→ **TASK BRIEF**: Pick out the lines in the listing below that contain the word "actix" and copy them.

--------------------------------------------------

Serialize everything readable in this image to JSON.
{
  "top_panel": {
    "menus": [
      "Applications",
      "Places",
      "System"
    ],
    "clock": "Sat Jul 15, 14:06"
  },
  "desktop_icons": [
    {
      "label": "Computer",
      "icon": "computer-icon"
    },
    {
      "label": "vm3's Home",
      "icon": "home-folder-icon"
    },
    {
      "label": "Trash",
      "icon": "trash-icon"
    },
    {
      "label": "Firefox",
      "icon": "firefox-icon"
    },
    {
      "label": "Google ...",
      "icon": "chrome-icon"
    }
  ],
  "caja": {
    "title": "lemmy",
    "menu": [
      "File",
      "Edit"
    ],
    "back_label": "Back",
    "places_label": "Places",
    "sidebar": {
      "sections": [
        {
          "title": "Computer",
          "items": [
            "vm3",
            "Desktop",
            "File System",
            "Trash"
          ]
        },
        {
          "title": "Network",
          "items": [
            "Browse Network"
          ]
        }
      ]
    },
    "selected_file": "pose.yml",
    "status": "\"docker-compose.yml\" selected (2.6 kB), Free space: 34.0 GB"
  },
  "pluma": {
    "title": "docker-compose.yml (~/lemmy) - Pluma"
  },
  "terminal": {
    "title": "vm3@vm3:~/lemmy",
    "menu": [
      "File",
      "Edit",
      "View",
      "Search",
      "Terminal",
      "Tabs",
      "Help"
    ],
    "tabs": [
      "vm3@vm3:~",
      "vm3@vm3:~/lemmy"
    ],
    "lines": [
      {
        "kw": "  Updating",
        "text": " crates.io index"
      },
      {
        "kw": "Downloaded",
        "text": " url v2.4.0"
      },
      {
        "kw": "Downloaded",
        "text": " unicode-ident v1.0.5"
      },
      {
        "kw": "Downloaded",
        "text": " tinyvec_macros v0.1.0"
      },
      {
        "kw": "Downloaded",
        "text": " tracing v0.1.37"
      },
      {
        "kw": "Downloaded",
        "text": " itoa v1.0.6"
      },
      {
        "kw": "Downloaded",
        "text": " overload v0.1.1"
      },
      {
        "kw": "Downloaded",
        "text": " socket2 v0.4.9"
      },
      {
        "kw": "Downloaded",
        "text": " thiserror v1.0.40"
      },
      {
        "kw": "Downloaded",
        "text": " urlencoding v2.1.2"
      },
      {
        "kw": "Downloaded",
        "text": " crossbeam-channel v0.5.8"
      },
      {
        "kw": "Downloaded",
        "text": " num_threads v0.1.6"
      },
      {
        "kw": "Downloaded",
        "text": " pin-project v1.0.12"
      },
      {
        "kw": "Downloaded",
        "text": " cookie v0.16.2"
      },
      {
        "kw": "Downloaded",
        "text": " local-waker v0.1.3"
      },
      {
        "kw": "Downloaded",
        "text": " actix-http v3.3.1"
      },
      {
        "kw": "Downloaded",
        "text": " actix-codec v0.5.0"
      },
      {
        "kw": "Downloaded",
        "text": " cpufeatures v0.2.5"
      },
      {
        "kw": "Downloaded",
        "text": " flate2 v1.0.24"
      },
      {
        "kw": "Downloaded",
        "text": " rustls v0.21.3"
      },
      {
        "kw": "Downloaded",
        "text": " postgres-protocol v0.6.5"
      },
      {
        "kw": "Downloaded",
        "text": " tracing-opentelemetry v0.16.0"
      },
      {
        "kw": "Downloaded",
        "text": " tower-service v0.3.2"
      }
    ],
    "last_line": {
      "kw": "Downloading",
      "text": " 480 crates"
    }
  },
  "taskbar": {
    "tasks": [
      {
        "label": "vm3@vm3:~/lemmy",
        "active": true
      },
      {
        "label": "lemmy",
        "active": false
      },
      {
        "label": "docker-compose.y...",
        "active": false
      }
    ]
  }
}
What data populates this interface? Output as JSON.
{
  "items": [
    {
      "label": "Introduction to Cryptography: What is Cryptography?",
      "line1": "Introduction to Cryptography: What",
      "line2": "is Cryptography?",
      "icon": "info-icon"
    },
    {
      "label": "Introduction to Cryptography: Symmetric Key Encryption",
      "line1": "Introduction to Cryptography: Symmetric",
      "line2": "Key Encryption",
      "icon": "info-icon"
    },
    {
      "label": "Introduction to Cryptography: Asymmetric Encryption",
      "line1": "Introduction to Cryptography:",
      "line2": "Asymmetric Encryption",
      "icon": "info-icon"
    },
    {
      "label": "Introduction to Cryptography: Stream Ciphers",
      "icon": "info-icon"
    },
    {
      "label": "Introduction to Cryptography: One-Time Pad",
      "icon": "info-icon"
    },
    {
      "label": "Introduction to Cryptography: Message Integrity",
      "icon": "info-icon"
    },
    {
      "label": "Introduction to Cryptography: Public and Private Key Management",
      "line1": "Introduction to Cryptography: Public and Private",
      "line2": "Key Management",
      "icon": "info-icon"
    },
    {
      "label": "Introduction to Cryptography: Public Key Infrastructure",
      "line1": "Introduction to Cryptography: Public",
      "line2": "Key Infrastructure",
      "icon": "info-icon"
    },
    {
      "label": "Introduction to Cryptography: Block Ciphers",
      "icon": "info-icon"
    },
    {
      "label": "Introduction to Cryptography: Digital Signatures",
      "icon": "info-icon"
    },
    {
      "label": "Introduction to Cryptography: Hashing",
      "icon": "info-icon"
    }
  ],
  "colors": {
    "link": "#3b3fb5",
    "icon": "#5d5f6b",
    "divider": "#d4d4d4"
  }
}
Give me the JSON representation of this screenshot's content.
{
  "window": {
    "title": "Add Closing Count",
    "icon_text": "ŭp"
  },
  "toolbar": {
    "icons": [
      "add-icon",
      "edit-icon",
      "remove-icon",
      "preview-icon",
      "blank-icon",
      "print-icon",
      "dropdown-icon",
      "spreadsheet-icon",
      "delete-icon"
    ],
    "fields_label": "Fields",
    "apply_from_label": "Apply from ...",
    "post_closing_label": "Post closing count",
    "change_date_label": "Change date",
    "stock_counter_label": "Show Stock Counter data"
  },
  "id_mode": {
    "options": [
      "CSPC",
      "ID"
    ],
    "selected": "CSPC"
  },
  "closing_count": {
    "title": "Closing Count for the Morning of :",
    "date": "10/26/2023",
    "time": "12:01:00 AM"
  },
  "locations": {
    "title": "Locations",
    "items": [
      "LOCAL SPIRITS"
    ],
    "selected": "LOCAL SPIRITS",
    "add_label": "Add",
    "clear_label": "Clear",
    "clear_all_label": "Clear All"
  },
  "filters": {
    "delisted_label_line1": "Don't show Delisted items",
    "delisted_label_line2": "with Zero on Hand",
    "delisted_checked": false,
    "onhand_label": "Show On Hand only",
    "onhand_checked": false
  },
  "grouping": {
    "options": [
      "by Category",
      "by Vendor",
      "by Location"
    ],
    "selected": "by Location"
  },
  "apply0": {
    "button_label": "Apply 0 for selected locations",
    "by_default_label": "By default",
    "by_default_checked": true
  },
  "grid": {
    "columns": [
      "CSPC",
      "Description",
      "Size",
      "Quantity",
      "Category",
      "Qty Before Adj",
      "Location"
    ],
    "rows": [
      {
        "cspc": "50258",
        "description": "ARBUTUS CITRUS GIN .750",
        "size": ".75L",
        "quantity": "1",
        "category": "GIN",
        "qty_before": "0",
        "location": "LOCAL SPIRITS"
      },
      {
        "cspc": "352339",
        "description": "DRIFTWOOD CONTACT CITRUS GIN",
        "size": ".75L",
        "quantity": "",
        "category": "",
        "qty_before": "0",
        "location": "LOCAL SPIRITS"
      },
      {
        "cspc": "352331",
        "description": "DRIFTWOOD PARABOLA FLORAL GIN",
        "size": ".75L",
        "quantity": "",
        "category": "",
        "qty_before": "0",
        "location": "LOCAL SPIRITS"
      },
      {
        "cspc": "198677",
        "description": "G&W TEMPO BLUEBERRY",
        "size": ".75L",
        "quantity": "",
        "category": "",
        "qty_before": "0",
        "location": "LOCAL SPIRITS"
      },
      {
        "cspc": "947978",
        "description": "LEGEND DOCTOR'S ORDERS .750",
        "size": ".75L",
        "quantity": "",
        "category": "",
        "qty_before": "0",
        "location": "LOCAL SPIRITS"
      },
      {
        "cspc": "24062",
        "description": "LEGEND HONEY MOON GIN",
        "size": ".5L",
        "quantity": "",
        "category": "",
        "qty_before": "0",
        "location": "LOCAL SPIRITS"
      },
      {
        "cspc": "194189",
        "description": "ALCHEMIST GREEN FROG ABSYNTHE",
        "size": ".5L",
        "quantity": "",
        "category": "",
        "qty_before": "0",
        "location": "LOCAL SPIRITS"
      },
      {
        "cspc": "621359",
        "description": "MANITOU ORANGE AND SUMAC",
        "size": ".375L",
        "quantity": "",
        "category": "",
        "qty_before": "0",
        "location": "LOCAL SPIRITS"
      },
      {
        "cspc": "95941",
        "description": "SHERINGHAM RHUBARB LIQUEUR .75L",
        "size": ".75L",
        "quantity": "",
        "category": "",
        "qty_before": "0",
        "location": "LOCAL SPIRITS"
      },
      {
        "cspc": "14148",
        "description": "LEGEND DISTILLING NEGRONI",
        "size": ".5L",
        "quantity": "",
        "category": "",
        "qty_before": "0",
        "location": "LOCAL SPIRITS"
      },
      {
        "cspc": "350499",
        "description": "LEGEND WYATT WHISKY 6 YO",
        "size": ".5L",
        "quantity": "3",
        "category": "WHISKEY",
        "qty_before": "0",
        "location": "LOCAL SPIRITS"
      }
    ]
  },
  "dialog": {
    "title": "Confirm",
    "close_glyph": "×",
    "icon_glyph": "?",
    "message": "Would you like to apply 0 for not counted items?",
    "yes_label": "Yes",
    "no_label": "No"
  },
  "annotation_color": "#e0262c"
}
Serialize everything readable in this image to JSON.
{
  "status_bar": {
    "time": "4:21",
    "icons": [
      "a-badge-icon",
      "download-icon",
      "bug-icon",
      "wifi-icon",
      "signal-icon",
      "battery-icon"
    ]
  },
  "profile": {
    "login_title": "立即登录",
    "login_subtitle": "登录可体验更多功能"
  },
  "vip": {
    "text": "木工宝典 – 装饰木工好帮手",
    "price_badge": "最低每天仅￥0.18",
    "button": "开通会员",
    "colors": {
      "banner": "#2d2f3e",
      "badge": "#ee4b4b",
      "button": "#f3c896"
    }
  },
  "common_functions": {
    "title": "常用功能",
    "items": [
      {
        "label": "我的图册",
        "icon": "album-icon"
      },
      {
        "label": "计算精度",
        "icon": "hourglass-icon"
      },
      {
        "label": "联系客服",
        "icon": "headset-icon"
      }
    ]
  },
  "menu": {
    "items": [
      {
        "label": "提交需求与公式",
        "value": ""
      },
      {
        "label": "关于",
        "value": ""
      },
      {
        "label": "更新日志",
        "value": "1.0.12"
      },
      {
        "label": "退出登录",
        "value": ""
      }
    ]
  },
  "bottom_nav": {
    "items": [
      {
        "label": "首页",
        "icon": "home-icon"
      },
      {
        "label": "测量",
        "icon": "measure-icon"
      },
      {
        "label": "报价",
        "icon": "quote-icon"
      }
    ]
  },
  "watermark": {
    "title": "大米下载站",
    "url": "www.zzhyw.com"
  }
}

--------------------------------------------------

→ **RESPONSE FOR THIS EXERCISE**:
        "text": " actix-http v3.3.1"
        "text": " actix-codec v0.5.0"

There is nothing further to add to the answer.